- **Material shown**:

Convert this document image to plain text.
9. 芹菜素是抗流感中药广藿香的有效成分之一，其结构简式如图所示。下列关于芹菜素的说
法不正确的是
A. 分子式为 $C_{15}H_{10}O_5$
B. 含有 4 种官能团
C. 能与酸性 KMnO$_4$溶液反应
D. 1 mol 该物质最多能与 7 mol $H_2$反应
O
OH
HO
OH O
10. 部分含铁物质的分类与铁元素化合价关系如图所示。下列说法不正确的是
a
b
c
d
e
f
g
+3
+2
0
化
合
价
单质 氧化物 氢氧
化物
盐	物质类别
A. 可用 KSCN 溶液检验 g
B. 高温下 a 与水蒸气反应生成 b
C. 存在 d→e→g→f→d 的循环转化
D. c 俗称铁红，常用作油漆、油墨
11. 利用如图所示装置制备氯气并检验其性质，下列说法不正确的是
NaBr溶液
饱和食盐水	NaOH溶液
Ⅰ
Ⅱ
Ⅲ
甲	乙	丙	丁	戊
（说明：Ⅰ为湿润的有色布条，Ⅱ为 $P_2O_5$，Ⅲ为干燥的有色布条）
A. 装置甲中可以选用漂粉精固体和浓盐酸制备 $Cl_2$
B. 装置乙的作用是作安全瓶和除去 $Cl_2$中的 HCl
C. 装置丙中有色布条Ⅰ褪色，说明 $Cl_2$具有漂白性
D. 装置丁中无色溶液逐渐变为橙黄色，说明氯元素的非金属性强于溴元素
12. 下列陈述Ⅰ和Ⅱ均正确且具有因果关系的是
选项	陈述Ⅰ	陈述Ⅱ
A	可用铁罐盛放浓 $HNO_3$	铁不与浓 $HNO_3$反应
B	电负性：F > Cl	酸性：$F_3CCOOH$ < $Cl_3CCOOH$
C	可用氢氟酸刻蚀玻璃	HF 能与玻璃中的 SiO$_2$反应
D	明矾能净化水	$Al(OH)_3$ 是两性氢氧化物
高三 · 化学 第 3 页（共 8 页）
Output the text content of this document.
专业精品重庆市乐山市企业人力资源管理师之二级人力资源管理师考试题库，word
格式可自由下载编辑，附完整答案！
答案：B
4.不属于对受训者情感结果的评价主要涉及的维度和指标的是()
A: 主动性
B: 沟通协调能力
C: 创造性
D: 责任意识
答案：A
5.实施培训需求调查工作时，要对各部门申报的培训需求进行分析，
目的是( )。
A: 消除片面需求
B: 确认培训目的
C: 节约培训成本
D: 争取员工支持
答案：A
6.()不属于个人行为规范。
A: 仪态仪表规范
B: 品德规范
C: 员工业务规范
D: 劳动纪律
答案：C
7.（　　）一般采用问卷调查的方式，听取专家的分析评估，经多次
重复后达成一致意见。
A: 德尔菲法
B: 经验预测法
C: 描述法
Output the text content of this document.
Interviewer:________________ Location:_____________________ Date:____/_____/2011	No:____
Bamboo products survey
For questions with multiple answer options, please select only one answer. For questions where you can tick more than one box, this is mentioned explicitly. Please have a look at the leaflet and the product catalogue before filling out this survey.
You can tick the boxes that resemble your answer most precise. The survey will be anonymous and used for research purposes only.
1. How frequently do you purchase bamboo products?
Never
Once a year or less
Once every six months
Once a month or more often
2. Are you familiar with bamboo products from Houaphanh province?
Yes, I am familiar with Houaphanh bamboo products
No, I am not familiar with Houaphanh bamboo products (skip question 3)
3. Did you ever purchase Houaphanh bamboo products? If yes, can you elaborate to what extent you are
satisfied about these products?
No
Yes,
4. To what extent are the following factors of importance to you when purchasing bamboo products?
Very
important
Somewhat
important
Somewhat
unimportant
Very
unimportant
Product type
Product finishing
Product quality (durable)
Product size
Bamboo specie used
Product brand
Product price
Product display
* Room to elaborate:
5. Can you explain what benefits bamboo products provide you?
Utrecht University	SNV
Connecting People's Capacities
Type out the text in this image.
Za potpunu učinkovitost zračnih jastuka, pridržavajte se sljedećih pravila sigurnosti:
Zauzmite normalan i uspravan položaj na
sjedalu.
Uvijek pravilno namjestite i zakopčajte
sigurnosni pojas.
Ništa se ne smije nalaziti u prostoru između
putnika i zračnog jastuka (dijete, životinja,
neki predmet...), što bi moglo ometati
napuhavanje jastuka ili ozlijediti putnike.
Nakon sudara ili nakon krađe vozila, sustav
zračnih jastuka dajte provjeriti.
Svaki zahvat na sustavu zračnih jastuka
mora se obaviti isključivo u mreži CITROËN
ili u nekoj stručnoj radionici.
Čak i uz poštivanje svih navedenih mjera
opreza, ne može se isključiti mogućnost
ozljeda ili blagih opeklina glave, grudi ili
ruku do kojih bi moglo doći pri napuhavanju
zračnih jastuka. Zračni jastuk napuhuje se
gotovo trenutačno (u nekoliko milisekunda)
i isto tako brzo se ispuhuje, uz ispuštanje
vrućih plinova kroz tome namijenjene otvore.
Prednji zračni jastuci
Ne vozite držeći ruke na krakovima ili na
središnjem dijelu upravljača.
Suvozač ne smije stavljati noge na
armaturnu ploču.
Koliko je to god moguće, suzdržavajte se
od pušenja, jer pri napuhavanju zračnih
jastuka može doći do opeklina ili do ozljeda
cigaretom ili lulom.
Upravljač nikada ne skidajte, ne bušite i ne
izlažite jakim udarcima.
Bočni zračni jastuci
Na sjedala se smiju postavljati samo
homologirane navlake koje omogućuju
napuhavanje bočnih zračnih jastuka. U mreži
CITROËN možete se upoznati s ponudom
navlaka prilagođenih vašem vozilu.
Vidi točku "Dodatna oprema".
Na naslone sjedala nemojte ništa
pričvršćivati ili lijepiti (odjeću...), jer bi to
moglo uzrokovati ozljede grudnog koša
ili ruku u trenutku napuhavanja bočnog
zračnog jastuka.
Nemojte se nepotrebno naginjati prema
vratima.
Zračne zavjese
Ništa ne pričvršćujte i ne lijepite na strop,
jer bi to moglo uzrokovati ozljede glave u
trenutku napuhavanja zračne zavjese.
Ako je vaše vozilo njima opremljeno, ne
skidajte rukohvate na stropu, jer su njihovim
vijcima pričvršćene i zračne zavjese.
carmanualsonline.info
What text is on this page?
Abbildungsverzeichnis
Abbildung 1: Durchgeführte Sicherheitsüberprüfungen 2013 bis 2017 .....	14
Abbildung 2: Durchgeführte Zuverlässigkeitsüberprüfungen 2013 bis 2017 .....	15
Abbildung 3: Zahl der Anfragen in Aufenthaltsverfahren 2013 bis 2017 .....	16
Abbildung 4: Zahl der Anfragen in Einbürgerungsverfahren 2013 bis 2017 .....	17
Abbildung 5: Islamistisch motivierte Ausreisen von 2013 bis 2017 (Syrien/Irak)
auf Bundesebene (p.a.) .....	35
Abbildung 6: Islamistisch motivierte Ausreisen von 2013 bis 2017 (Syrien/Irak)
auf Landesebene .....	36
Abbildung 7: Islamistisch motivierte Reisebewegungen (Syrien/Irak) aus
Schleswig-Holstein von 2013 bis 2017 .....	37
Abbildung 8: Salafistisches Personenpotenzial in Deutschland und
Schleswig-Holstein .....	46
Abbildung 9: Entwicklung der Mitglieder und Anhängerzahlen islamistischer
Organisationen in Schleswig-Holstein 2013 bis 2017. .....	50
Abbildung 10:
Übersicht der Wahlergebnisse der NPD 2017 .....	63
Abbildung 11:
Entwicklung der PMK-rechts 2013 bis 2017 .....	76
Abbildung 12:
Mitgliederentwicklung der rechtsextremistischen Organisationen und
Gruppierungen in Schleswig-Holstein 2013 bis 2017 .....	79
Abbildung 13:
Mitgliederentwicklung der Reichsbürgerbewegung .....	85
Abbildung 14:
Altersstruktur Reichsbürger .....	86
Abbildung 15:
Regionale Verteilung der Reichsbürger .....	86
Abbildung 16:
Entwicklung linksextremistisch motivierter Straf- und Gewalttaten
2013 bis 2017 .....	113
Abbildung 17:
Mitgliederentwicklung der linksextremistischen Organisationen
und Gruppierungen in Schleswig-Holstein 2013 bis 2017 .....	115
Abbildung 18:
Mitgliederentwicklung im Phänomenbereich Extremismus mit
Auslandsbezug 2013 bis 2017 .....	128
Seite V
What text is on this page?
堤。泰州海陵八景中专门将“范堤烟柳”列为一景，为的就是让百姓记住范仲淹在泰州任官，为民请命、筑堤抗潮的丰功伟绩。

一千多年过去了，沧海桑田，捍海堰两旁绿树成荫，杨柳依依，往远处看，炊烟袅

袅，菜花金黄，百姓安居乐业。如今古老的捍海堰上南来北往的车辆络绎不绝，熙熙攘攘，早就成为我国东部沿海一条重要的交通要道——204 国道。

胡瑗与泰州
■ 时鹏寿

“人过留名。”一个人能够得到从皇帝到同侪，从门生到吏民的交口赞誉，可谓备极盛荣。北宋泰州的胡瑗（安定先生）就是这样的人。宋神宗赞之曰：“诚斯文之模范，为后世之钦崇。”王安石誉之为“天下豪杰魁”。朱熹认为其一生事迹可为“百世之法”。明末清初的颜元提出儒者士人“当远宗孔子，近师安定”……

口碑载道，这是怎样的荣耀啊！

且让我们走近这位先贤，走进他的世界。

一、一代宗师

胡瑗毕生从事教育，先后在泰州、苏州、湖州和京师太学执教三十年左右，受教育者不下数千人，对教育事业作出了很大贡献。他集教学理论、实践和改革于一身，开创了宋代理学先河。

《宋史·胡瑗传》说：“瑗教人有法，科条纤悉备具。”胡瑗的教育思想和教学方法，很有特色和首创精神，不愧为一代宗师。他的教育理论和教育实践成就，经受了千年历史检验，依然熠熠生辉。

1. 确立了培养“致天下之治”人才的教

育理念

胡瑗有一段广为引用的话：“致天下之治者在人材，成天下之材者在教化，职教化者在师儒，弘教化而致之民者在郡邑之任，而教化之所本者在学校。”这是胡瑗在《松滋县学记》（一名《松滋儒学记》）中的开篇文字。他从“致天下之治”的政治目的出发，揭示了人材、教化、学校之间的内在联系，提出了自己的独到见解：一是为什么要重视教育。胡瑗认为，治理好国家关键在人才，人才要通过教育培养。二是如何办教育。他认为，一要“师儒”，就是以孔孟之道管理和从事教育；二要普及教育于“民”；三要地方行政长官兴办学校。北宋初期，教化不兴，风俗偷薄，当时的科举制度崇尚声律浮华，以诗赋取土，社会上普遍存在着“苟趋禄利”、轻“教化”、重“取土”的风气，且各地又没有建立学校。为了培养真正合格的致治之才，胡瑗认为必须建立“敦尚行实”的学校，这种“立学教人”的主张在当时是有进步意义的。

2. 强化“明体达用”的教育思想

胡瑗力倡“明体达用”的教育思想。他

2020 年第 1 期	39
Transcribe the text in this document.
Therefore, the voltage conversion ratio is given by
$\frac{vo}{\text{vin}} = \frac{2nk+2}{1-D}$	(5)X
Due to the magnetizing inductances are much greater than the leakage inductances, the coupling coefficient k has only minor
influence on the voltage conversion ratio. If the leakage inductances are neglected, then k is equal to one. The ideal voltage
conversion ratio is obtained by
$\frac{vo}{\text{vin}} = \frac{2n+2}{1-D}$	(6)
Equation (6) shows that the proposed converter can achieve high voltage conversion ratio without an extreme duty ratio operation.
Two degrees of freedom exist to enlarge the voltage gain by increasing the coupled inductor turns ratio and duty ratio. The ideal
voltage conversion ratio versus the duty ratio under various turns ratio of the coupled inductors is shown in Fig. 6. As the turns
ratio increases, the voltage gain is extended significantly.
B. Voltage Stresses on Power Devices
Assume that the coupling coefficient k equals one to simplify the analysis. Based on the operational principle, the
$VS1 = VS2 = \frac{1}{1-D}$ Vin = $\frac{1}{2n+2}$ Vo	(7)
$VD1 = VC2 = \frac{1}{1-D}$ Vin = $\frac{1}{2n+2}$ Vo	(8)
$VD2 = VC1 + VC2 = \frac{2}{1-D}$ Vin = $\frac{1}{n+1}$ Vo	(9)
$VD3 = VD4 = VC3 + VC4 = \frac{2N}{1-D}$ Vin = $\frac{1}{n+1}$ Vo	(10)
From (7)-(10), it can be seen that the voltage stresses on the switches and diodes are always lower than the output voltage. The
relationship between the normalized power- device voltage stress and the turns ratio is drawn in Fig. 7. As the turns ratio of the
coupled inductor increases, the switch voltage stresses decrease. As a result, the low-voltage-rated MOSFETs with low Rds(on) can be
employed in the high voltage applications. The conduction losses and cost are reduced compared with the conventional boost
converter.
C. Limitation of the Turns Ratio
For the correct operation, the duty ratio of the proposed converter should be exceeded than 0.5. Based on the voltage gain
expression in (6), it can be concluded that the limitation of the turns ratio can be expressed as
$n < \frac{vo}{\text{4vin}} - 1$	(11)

- **Exercise prompt**: Go through the records and show every line with the string "ozljeda" in it.

- **The completed task**:
ozljeda ili blagih opeklina glave, grudi ili
jastuka može doći do opeklina ili do ozljeda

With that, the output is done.